■ Written instruction
Exactly reproduce each entry, leaving out nothing.

## Start Provided data

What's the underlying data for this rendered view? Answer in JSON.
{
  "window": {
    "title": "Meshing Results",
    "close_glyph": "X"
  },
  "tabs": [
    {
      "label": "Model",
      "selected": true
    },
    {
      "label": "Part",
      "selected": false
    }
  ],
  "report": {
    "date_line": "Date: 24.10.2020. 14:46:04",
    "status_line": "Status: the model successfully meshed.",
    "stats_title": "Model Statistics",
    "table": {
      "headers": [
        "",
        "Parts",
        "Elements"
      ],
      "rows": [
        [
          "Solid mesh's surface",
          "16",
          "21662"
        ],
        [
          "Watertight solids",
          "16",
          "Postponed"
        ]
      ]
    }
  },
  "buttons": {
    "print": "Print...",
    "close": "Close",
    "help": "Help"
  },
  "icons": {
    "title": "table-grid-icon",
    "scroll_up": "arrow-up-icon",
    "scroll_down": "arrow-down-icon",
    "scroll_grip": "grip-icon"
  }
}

## End Provided data

■ Correct answer
What's the underlying data for this rendered view? Answer in JSON.
{
  "window": {
    "title": "Meshing Results",
    "close_glyph": "X"
  },
  "tabs": [
    {
      "label": "Model",
      "selected": true
    },
    {
      "label": "Part",
      "selected": false
    }
  ],
  "report": {
    "date_line": "Date: 24.10.2020. 14:46:04",
    "status_line": "Status: the model successfully meshed.",
    "stats_title": "Model Statistics",
    "table": {
      "headers": [
        "",
        "Parts",
        "Elements"
      ],
      "rows": [
        [
          "Solid mesh's surface",
          "16",
          "21662"
        ],
        [
          "Watertight solids",
          "16",
          "Postponed"
        ]
      ]
    }
  },
  "buttons": {
    "print": "Print...",
    "close": "Close",
    "help": "Help"
  },
  "icons": {
    "title": "table-grid-icon",
    "scroll_up": "arrow-up-icon",
    "scroll_down": "arrow-down-icon",
    "scroll_grip": "grip-icon"
  }
}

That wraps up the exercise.